§ **Goal**
Write the data below out exactly as it stands. Do not include the pictures.

§ **Records to process**

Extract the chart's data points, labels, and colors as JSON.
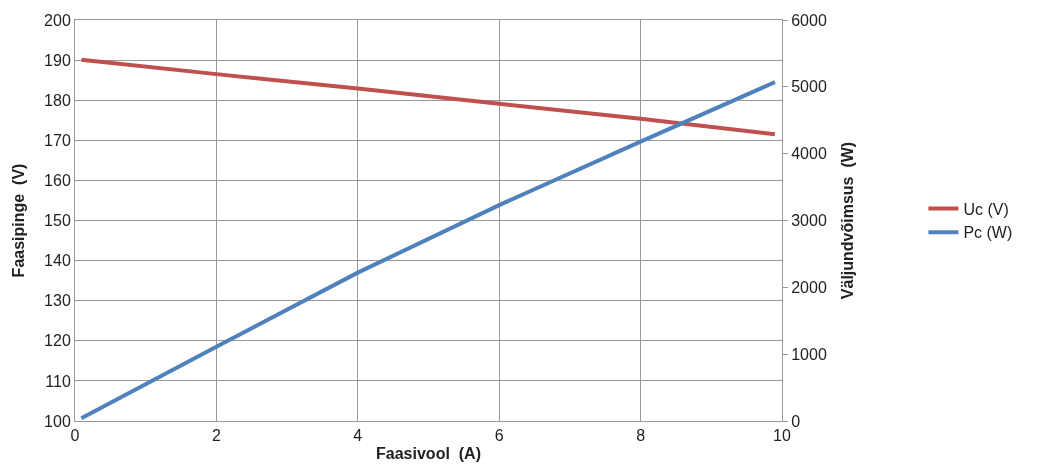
{
  "chart_data": {
    "type": "line",
    "xlabel": "Faasivool  (A)",
    "ylabel": "Faasipinge  (V)",
    "y2label": "Väljundvõimsus  (W)",
    "x": [
      0.09,
      2,
      4,
      6,
      8,
      9.9
    ],
    "series": [
      {
        "name": "Uc (V)",
        "color": "#c0504d",
        "values": [
          190.1,
          186.5,
          182.9,
          179.1,
          175.4,
          171.5
        ]
      },
      {
        "name": "Pc (W)",
        "color": "#4f81bd",
        "axis": "y2",
        "values": [
          40,
          1110,
          2220,
          3230,
          4180,
          5070
        ]
      }
    ],
    "xlim": [
      0,
      10
    ],
    "xticks": [
      0,
      2,
      4,
      6,
      8,
      10
    ],
    "ylim": [
      100,
      200
    ],
    "yticks": [
      100,
      110,
      120,
      130,
      140,
      150,
      160,
      170,
      180,
      190,
      200
    ],
    "y2lim": [
      0,
      6000
    ],
    "y2ticks": [
      0,
      1000,
      2000,
      3000,
      4000,
      5000,
      6000
    ],
    "grid": true,
    "legend": "right",
    "marker": "none",
    "line_style": "solid"
  }
}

§ **Response**
Extract the chart's data points, labels, and colors as JSON.
{
  "chart_data": {
    "type": "line",
    "xlabel": "Faasivool  (A)",
    "ylabel": "Faasipinge  (V)",
    "y2label": "Väljundvõimsus  (W)",
    "x": [
      0.09,
      2,
      4,
      6,
      8,
      9.9
    ],
    "series": [
      {
        "name": "Uc (V)",
        "color": "#c0504d",
        "values": [
          190.1,
          186.5,
          182.9,
          179.1,
          175.4,
          171.5
        ]
      },
      {
        "name": "Pc (W)",
        "color": "#4f81bd",
        "axis": "y2",
        "values": [
          40,
          1110,
          2220,
          3230,
          4180,
          5070
        ]
      }
    ],
    "xlim": [
      0,
      10
    ],
    "xticks": [
      0,
      2,
      4,
      6,
      8,
      10
    ],
    "ylim": [
      100,
      200
    ],
    "yticks": [
      100,
      110,
      120,
      130,
      140,
      150,
      160,
      170,
      180,
      190,
      200
    ],
    "y2lim": [
      0,
      6000
    ],
    "y2ticks": [
      0,
      1000,
      2000,
      3000,
      4000,
      5000,
      6000
    ],
    "grid": true,
    "legend": "right",
    "marker": "none",
    "line_style": "solid"
  }
}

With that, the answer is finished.